**LISTING:**
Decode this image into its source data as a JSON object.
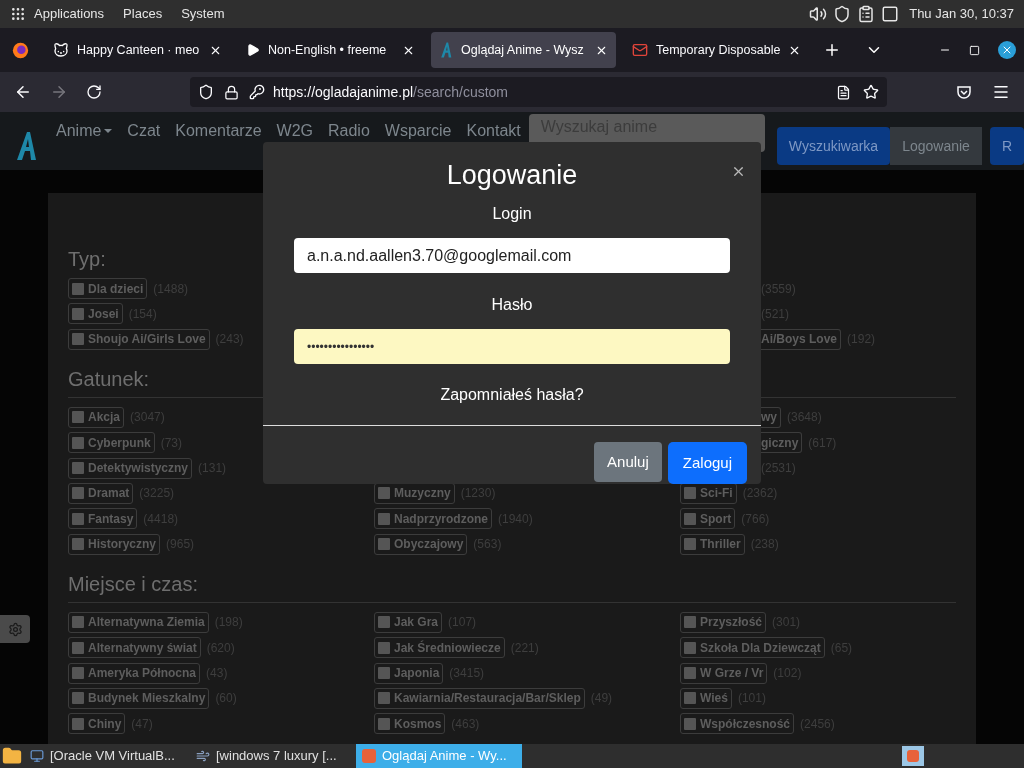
{
  "desktop_bar": {
    "menus": [
      "Applications",
      "Places",
      "System"
    ],
    "clock": "Thu Jan 30, 10:37"
  },
  "browser": {
    "tabs": [
      {
        "label": "Happy Canteen · meo",
        "selected": false
      },
      {
        "label": "Non-English • freeme",
        "selected": false
      },
      {
        "label": "Oglądaj Anime - Wysz",
        "selected": true
      },
      {
        "label": "Temporary Disposable",
        "selected": false
      }
    ],
    "url_host": "https://ogladajanime.pl",
    "url_path": "/search/custom"
  },
  "site_nav": {
    "items": [
      {
        "label": "Anime",
        "dropdown": true
      },
      {
        "label": "Czat",
        "dropdown": false
      },
      {
        "label": "Komentarze",
        "dropdown": false
      },
      {
        "label": "W2G",
        "dropdown": false
      },
      {
        "label": "Radio",
        "dropdown": false
      },
      {
        "label": "Wsparcie",
        "dropdown": false
      },
      {
        "label": "Kontakt",
        "dropdown": false
      }
    ],
    "search_placeholder": "Wyszukaj anime",
    "buttons": [
      {
        "label": "Wyszukiwarka",
        "kind": "primary"
      },
      {
        "label": "Logowanie",
        "kind": "secondary"
      },
      {
        "label": "R",
        "kind": "primary"
      }
    ]
  },
  "sections": [
    {
      "title": "Typ:",
      "divider": false,
      "columns": [
        [
          {
            "kind": "chip",
            "label": "Dla dzieci",
            "count": "(1488)",
            "checked": false
          },
          {
            "kind": "chip",
            "label": "Josei",
            "count": "(154)",
            "checked": false
          },
          {
            "kind": "chip",
            "label": "Shoujo Ai/Girls Love",
            "count": "(243)",
            "checked": false
          }
        ],
        [],
        [
          {
            "kind": "count",
            "count": "(3559)"
          },
          {
            "kind": "count",
            "count": "(521)"
          },
          {
            "kind": "fragment",
            "label": "Ai/Boys Love",
            "count": "(192)"
          }
        ]
      ]
    },
    {
      "title": "Gatunek:",
      "divider": true,
      "columns": [
        [
          {
            "kind": "chip",
            "label": "Akcja",
            "count": "(3047)",
            "checked": false
          },
          {
            "kind": "chip",
            "label": "Cyberpunk",
            "count": "(73)",
            "checked": false
          },
          {
            "kind": "chip",
            "label": "Detektywistyczny",
            "count": "(131)",
            "checked": false
          },
          {
            "kind": "chip",
            "label": "Dramat",
            "count": "(3225)",
            "checked": false
          },
          {
            "kind": "chip",
            "label": "Fantasy",
            "count": "(4418)",
            "checked": false
          },
          {
            "kind": "chip",
            "label": "Historyczny",
            "count": "(965)",
            "checked": false
          }
        ],
        [
          {
            "kind": "covered"
          },
          {
            "kind": "covered"
          },
          {
            "kind": "covered"
          },
          {
            "kind": "chip",
            "label": "Muzyczny",
            "count": "(1230)",
            "checked": false
          },
          {
            "kind": "chip",
            "label": "Nadprzyrodzone",
            "count": "(1940)",
            "checked": false
          },
          {
            "kind": "chip",
            "label": "Obyczajowy",
            "count": "(563)",
            "checked": false
          }
        ],
        [
          {
            "kind": "fragment",
            "label": "wy",
            "count": "(3648)"
          },
          {
            "kind": "fragment",
            "label": "giczny",
            "count": "(617)"
          },
          {
            "kind": "count",
            "count": "(2531)"
          },
          {
            "kind": "chip",
            "label": "Sci-Fi",
            "count": "(2362)",
            "checked": false
          },
          {
            "kind": "chip",
            "label": "Sport",
            "count": "(766)",
            "checked": false
          },
          {
            "kind": "chip",
            "label": "Thriller",
            "count": "(238)",
            "checked": false
          }
        ]
      ]
    },
    {
      "title": "Miejsce i czas:",
      "divider": true,
      "columns": [
        [
          {
            "kind": "chip",
            "label": "Alternatywna Ziemia",
            "count": "(198)",
            "checked": false
          },
          {
            "kind": "chip",
            "label": "Alternatywny świat",
            "count": "(620)",
            "checked": false
          },
          {
            "kind": "chip",
            "label": "Ameryka Północna",
            "count": "(43)",
            "checked": false
          },
          {
            "kind": "chip",
            "label": "Budynek Mieszkalny",
            "count": "(60)",
            "checked": false
          },
          {
            "kind": "chip",
            "label": "Chiny",
            "count": "(47)",
            "checked": false
          }
        ],
        [
          {
            "kind": "chip",
            "label": "Jak Gra",
            "count": "(107)",
            "checked": false
          },
          {
            "kind": "chip",
            "label": "Jak Średniowiecze",
            "count": "(221)",
            "checked": false
          },
          {
            "kind": "chip",
            "label": "Japonia",
            "count": "(3415)",
            "checked": false
          },
          {
            "kind": "chip",
            "label": "Kawiarnia/Restauracja/Bar/Sklep",
            "count": "(49)",
            "checked": false
          },
          {
            "kind": "chip",
            "label": "Kosmos",
            "count": "(463)",
            "checked": false
          }
        ],
        [
          {
            "kind": "chip",
            "label": "Przyszłość",
            "count": "(301)",
            "checked": false
          },
          {
            "kind": "chip",
            "label": "Szkoła Dla Dziewcząt",
            "count": "(65)",
            "checked": false
          },
          {
            "kind": "chip",
            "label": "W Grze / Vr",
            "count": "(102)",
            "checked": false
          },
          {
            "kind": "chip",
            "label": "Wieś",
            "count": "(101)",
            "checked": false
          },
          {
            "kind": "chip",
            "label": "Współczesność",
            "count": "(2456)",
            "checked": false
          }
        ]
      ]
    }
  ],
  "login_modal": {
    "title": "Logowanie",
    "login_label": "Login",
    "login_value": "a.n.a.nd.aallen3.70@googlemail.com",
    "password_label": "Hasło",
    "password_value": "••••••••••••••••",
    "forgot_link": "Zapomniałeś hasła?",
    "cancel": "Anuluj",
    "submit": "Zaloguj"
  },
  "taskbar": {
    "items": [
      {
        "label": "[Oracle VM VirtualB...",
        "selected": false
      },
      {
        "label": "[windows 7 luxury [...",
        "selected": false
      },
      {
        "label": "Oglądaj Anime - Wy...",
        "selected": true
      }
    ]
  }
}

**CHALLENGE:** Print every entry exactly as written, without the pictures.

**THE REPLY:**
Decode this image into its source data as a JSON object.
{
  "desktop_bar": {
    "menus": [
      "Applications",
      "Places",
      "System"
    ],
    "clock": "Thu Jan 30, 10:37"
  },
  "browser": {
    "tabs": [
      {
        "label": "Happy Canteen · meo",
        "selected": false
      },
      {
        "label": "Non-English • freeme",
        "selected": false
      },
      {
        "label": "Oglądaj Anime - Wysz",
        "selected": true
      },
      {
        "label": "Temporary Disposable",
        "selected": false
      }
    ],
    "url_host": "https://ogladajanime.pl",
    "url_path": "/search/custom"
  },
  "site_nav": {
    "items": [
      {
        "label": "Anime",
        "dropdown": true
      },
      {
        "label": "Czat",
        "dropdown": false
      },
      {
        "label": "Komentarze",
        "dropdown": false
      },
      {
        "label": "W2G",
        "dropdown": false
      },
      {
        "label": "Radio",
        "dropdown": false
      },
      {
        "label": "Wsparcie",
        "dropdown": false
      },
      {
        "label": "Kontakt",
        "dropdown": false
      }
    ],
    "search_placeholder": "Wyszukaj anime",
    "buttons": [
      {
        "label": "Wyszukiwarka",
        "kind": "primary"
      },
      {
        "label": "Logowanie",
        "kind": "secondary"
      },
      {
        "label": "R",
        "kind": "primary"
      }
    ]
  },
  "sections": [
    {
      "title": "Typ:",
      "divider": false,
      "columns": [
        [
          {
            "kind": "chip",
            "label": "Dla dzieci",
            "count": "(1488)",
            "checked": false
          },
          {
            "kind": "chip",
            "label": "Josei",
            "count": "(154)",
            "checked": false
          },
          {
            "kind": "chip",
            "label": "Shoujo Ai/Girls Love",
            "count": "(243)",
            "checked": false
          }
        ],
        [],
        [
          {
            "kind": "count",
            "count": "(3559)"
          },
          {
            "kind": "count",
            "count": "(521)"
          },
          {
            "kind": "fragment",
            "label": "Ai/Boys Love",
            "count": "(192)"
          }
        ]
      ]
    },
    {
      "title": "Gatunek:",
      "divider": true,
      "columns": [
        [
          {
            "kind": "chip",
            "label": "Akcja",
            "count": "(3047)",
            "checked": false
          },
          {
            "kind": "chip",
            "label": "Cyberpunk",
            "count": "(73)",
            "checked": false
          },
          {
            "kind": "chip",
            "label": "Detektywistyczny",
            "count": "(131)",
            "checked": false
          },
          {
            "kind": "chip",
            "label": "Dramat",
            "count": "(3225)",
            "checked": false
          },
          {
            "kind": "chip",
            "label": "Fantasy",
            "count": "(4418)",
            "checked": false
          },
          {
            "kind": "chip",
            "label": "Historyczny",
            "count": "(965)",
            "checked": false
          }
        ],
        [
          {
            "kind": "covered"
          },
          {
            "kind": "covered"
          },
          {
            "kind": "covered"
          },
          {
            "kind": "chip",
            "label": "Muzyczny",
            "count": "(1230)",
            "checked": false
          },
          {
            "kind": "chip",
            "label": "Nadprzyrodzone",
            "count": "(1940)",
            "checked": false
          },
          {
            "kind": "chip",
            "label": "Obyczajowy",
            "count": "(563)",
            "checked": false
          }
        ],
        [
          {
            "kind": "fragment",
            "label": "wy",
            "count": "(3648)"
          },
          {
            "kind": "fragment",
            "label": "giczny",
            "count": "(617)"
          },
          {
            "kind": "count",
            "count": "(2531)"
          },
          {
            "kind": "chip",
            "label": "Sci-Fi",
            "count": "(2362)",
            "checked": false
          },
          {
            "kind": "chip",
            "label": "Sport",
            "count": "(766)",
            "checked": false
          },
          {
            "kind": "chip",
            "label": "Thriller",
            "count": "(238)",
            "checked": false
          }
        ]
      ]
    },
    {
      "title": "Miejsce i czas:",
      "divider": true,
      "columns": [
        [
          {
            "kind": "chip",
            "label": "Alternatywna Ziemia",
            "count": "(198)",
            "checked": false
          },
          {
            "kind": "chip",
            "label": "Alternatywny świat",
            "count": "(620)",
            "checked": false
          },
          {
            "kind": "chip",
            "label": "Ameryka Północna",
            "count": "(43)",
            "checked": false
          },
          {
            "kind": "chip",
            "label": "Budynek Mieszkalny",
            "count": "(60)",
            "checked": false
          },
          {
            "kind": "chip",
            "label": "Chiny",
            "count": "(47)",
            "checked": false
          }
        ],
        [
          {
            "kind": "chip",
            "label": "Jak Gra",
            "count": "(107)",
            "checked": false
          },
          {
            "kind": "chip",
            "label": "Jak Średniowiecze",
            "count": "(221)",
            "checked": false
          },
          {
            "kind": "chip",
            "label": "Japonia",
            "count": "(3415)",
            "checked": false
          },
          {
            "kind": "chip",
            "label": "Kawiarnia/Restauracja/Bar/Sklep",
            "count": "(49)",
            "checked": false
          },
          {
            "kind": "chip",
            "label": "Kosmos",
            "count": "(463)",
            "checked": false
          }
        ],
        [
          {
            "kind": "chip",
            "label": "Przyszłość",
            "count": "(301)",
            "checked": false
          },
          {
            "kind": "chip",
            "label": "Szkoła Dla Dziewcząt",
            "count": "(65)",
            "checked": false
          },
          {
            "kind": "chip",
            "label": "W Grze / Vr",
            "count": "(102)",
            "checked": false
          },
          {
            "kind": "chip",
            "label": "Wieś",
            "count": "(101)",
            "checked": false
          },
          {
            "kind": "chip",
            "label": "Współczesność",
            "count": "(2456)",
            "checked": false
          }
        ]
      ]
    }
  ],
  "login_modal": {
    "title": "Logowanie",
    "login_label": "Login",
    "login_value": "a.n.a.nd.aallen3.70@googlemail.com",
    "password_label": "Hasło",
    "password_value": "••••••••••••••••",
    "forgot_link": "Zapomniałeś hasła?",
    "cancel": "Anuluj",
    "submit": "Zaloguj"
  },
  "taskbar": {
    "items": [
      {
        "label": "[Oracle VM VirtualB...",
        "selected": false
      },
      {
        "label": "[windows 7 luxury [...",
        "selected": false
      },
      {
        "label": "Oglądaj Anime - Wy...",
        "selected": true
      }
    ]
  }
}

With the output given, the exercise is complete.